# DO THIS
Give back the full listing verbatim, apart from its images.

# EXERCISE MATERIALS
━━━━
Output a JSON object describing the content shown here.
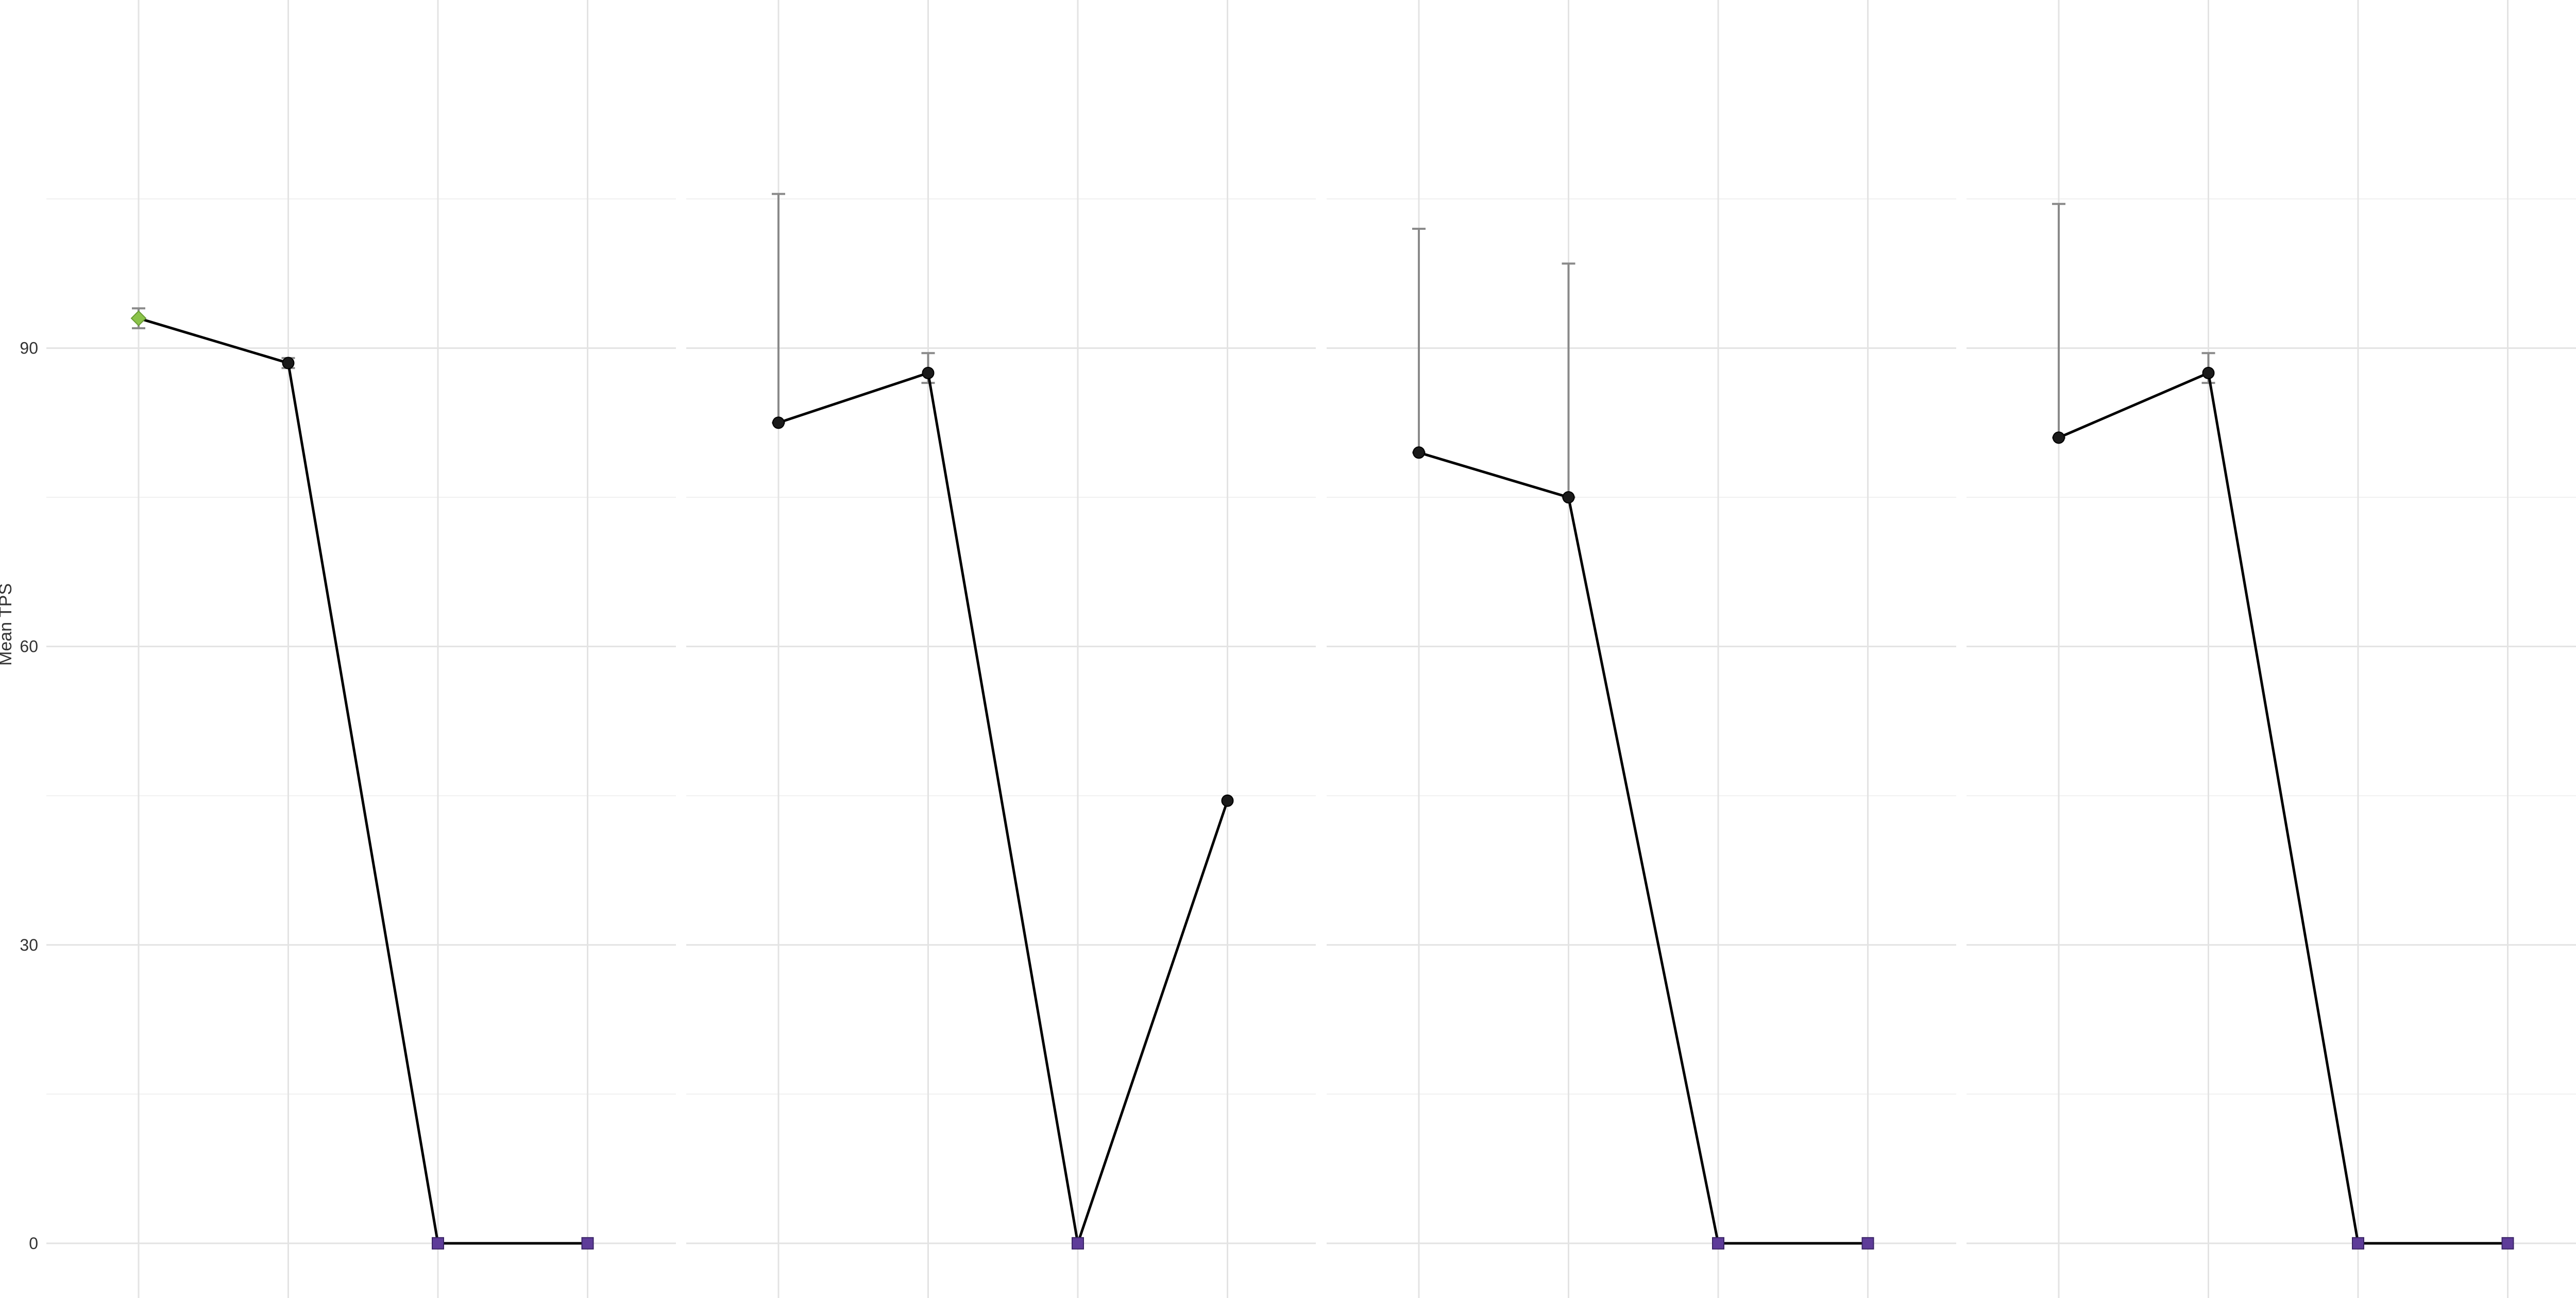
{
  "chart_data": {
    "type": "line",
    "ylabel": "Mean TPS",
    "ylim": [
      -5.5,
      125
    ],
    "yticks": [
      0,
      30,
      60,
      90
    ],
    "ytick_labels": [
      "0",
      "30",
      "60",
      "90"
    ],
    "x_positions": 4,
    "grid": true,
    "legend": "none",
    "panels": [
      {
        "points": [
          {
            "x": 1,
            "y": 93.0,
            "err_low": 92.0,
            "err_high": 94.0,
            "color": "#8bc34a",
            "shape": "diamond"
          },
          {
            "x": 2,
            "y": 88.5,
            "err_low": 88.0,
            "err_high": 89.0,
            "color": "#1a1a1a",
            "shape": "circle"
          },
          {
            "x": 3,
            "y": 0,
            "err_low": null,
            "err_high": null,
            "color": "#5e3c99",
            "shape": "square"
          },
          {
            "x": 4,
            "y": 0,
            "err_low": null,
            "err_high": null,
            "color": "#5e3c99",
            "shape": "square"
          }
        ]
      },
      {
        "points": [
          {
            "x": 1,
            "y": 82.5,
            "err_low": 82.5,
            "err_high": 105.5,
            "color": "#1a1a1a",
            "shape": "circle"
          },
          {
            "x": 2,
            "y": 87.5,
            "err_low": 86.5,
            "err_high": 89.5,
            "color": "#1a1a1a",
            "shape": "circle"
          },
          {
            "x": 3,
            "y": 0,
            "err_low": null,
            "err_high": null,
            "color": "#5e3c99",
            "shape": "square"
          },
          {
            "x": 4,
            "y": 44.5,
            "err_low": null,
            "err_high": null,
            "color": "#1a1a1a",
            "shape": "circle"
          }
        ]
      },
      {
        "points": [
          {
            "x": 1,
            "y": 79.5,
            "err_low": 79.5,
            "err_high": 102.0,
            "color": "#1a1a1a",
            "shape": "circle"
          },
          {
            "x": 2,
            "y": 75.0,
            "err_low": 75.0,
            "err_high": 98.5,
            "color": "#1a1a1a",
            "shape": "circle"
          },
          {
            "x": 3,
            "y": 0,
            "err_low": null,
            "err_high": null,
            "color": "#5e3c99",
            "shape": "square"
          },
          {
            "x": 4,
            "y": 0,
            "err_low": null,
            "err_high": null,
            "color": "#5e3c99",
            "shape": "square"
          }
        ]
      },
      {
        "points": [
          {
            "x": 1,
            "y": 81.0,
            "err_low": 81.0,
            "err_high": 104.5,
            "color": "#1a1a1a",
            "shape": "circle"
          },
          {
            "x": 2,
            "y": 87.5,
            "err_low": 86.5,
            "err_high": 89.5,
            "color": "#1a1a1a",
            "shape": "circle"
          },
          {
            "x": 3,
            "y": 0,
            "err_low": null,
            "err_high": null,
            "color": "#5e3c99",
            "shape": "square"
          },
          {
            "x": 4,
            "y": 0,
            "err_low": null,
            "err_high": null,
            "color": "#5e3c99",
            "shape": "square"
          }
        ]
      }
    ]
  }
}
━━━━
# EXERCISE RESULT
Output a JSON object describing the content shown here.
{
  "chart_data": {
    "type": "line",
    "ylabel": "Mean TPS",
    "ylim": [
      -5.5,
      125
    ],
    "yticks": [
      0,
      30,
      60,
      90
    ],
    "ytick_labels": [
      "0",
      "30",
      "60",
      "90"
    ],
    "x_positions": 4,
    "grid": true,
    "legend": "none",
    "panels": [
      {
        "points": [
          {
            "x": 1,
            "y": 93.0,
            "err_low": 92.0,
            "err_high": 94.0,
            "color": "#8bc34a",
            "shape": "diamond"
          },
          {
            "x": 2,
            "y": 88.5,
            "err_low": 88.0,
            "err_high": 89.0,
            "color": "#1a1a1a",
            "shape": "circle"
          },
          {
            "x": 3,
            "y": 0,
            "err_low": null,
            "err_high": null,
            "color": "#5e3c99",
            "shape": "square"
          },
          {
            "x": 4,
            "y": 0,
            "err_low": null,
            "err_high": null,
            "color": "#5e3c99",
            "shape": "square"
          }
        ]
      },
      {
        "points": [
          {
            "x": 1,
            "y": 82.5,
            "err_low": 82.5,
            "err_high": 105.5,
            "color": "#1a1a1a",
            "shape": "circle"
          },
          {
            "x": 2,
            "y": 87.5,
            "err_low": 86.5,
            "err_high": 89.5,
            "color": "#1a1a1a",
            "shape": "circle"
          },
          {
            "x": 3,
            "y": 0,
            "err_low": null,
            "err_high": null,
            "color": "#5e3c99",
            "shape": "square"
          },
          {
            "x": 4,
            "y": 44.5,
            "err_low": null,
            "err_high": null,
            "color": "#1a1a1a",
            "shape": "circle"
          }
        ]
      },
      {
        "points": [
          {
            "x": 1,
            "y": 79.5,
            "err_low": 79.5,
            "err_high": 102.0,
            "color": "#1a1a1a",
            "shape": "circle"
          },
          {
            "x": 2,
            "y": 75.0,
            "err_low": 75.0,
            "err_high": 98.5,
            "color": "#1a1a1a",
            "shape": "circle"
          },
          {
            "x": 3,
            "y": 0,
            "err_low": null,
            "err_high": null,
            "color": "#5e3c99",
            "shape": "square"
          },
          {
            "x": 4,
            "y": 0,
            "err_low": null,
            "err_high": null,
            "color": "#5e3c99",
            "shape": "square"
          }
        ]
      },
      {
        "points": [
          {
            "x": 1,
            "y": 81.0,
            "err_low": 81.0,
            "err_high": 104.5,
            "color": "#1a1a1a",
            "shape": "circle"
          },
          {
            "x": 2,
            "y": 87.5,
            "err_low": 86.5,
            "err_high": 89.5,
            "color": "#1a1a1a",
            "shape": "circle"
          },
          {
            "x": 3,
            "y": 0,
            "err_low": null,
            "err_high": null,
            "color": "#5e3c99",
            "shape": "square"
          },
          {
            "x": 4,
            "y": 0,
            "err_low": null,
            "err_high": null,
            "color": "#5e3c99",
            "shape": "square"
          }
        ]
      }
    ]
  }
}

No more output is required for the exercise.